From the entries below, copy every line holding the word "ffffff".

(Lines of data)
★ ★ ★

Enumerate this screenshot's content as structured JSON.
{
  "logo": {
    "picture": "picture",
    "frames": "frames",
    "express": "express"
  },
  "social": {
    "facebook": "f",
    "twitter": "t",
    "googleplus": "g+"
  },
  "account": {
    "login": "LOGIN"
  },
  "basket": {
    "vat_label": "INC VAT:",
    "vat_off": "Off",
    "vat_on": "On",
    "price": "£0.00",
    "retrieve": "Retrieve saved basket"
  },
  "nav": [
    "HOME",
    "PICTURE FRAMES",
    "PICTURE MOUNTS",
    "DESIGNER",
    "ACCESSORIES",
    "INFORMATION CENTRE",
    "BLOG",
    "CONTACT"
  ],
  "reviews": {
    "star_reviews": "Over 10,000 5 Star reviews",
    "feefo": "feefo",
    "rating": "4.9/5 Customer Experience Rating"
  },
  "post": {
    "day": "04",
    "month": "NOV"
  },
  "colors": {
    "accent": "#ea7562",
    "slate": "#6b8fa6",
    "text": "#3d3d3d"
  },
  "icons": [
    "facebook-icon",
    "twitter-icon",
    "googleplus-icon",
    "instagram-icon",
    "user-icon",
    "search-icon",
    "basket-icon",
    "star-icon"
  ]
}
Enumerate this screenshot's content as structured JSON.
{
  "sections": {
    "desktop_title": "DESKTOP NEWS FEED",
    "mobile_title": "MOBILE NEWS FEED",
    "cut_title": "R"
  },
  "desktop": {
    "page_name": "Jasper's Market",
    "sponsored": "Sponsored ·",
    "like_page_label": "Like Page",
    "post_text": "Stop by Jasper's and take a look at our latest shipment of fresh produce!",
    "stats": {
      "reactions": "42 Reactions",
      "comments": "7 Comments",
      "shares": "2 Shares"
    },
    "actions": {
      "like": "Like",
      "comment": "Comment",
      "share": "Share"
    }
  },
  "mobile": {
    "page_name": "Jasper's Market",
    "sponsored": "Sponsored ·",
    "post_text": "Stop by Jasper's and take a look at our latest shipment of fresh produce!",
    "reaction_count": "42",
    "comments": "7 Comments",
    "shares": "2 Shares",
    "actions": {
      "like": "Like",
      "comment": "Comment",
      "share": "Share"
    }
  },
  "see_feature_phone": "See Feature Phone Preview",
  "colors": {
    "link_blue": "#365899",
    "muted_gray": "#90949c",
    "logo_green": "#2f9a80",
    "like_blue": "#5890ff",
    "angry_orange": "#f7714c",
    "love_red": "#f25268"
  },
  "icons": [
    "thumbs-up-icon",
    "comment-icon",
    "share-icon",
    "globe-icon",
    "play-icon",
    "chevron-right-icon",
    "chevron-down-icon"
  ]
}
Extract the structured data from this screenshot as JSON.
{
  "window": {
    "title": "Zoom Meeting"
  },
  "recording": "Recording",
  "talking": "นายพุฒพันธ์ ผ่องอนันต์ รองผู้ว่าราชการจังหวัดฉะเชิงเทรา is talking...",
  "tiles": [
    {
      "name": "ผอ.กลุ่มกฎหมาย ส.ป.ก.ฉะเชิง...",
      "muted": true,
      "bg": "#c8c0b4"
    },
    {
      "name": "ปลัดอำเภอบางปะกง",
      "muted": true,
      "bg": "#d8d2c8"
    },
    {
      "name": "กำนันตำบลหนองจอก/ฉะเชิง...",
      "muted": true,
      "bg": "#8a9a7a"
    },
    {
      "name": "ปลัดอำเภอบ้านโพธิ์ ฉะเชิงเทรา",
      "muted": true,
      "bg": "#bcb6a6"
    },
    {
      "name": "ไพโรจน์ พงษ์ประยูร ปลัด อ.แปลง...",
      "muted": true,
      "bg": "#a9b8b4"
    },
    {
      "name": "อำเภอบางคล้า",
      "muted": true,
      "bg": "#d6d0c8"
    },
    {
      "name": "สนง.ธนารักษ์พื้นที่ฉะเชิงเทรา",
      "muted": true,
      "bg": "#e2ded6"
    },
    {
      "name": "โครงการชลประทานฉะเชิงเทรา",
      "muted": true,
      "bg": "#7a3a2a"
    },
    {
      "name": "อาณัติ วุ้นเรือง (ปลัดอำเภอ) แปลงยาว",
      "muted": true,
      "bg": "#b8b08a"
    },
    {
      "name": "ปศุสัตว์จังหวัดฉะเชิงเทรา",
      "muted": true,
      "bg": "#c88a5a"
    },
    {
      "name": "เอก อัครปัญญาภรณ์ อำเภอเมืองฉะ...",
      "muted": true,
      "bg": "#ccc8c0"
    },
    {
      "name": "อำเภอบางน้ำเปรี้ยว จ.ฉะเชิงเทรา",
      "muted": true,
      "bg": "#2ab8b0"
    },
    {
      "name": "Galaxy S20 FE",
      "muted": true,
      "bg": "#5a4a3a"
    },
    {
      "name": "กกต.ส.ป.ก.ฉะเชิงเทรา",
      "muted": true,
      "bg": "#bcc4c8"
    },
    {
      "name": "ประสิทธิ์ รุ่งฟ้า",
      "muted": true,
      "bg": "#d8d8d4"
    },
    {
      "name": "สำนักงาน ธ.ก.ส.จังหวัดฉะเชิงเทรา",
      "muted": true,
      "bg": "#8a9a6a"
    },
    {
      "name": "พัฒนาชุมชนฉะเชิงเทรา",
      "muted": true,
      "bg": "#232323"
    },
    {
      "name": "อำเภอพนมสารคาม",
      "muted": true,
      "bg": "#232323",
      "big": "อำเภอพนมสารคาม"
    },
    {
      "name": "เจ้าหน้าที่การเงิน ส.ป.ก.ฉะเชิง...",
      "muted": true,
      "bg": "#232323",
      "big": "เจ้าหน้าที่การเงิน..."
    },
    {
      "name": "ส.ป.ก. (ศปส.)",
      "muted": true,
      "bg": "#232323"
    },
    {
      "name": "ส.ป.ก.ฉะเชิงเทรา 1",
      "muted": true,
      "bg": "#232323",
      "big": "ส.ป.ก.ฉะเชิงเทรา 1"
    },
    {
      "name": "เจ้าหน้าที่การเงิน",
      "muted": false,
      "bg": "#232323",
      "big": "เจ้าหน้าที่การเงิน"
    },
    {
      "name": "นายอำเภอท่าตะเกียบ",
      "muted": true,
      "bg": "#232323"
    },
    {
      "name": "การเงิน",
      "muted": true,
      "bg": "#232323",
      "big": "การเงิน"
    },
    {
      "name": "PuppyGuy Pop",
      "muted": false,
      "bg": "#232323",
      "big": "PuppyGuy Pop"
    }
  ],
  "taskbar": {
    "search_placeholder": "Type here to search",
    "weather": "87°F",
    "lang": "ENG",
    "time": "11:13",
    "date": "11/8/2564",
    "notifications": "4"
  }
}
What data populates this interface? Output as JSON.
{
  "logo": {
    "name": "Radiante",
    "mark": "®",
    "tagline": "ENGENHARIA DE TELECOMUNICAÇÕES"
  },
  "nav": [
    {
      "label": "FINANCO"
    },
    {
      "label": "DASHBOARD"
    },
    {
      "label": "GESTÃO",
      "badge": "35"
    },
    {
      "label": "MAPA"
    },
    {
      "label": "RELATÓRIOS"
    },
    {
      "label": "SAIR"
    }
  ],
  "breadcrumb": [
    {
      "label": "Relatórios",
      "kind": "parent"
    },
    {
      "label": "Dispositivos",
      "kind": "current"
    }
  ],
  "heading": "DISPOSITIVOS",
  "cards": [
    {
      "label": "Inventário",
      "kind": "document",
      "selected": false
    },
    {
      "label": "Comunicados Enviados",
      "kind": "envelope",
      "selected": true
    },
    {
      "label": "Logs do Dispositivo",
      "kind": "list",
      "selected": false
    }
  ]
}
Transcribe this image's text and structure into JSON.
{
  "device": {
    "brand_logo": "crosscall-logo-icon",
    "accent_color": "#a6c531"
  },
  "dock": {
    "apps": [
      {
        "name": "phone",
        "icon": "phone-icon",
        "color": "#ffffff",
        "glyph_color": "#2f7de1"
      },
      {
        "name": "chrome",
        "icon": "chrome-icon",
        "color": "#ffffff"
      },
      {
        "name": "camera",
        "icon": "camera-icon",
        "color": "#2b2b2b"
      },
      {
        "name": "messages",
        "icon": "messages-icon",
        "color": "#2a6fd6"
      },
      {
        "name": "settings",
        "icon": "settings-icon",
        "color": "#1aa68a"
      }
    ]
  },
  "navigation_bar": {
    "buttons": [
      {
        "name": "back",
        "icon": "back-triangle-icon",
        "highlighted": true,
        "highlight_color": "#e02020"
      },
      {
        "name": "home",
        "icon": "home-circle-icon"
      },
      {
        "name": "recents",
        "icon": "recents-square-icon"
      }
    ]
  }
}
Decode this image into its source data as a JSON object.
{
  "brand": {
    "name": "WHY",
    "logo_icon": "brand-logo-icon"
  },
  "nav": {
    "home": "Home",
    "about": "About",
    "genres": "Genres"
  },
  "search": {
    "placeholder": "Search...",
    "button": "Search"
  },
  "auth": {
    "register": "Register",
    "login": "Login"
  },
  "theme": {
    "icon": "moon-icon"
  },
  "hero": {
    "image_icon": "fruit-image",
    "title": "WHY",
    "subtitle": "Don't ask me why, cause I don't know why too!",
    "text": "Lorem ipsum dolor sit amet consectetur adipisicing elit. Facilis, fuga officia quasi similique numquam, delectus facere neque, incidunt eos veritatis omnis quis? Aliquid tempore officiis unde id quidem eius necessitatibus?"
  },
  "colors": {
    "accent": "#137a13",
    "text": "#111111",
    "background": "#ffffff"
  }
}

★ ★ ★

* _Response below_
        "color": "#ffffff",
        "color": "#ffffff"
    "background": "#ffffff"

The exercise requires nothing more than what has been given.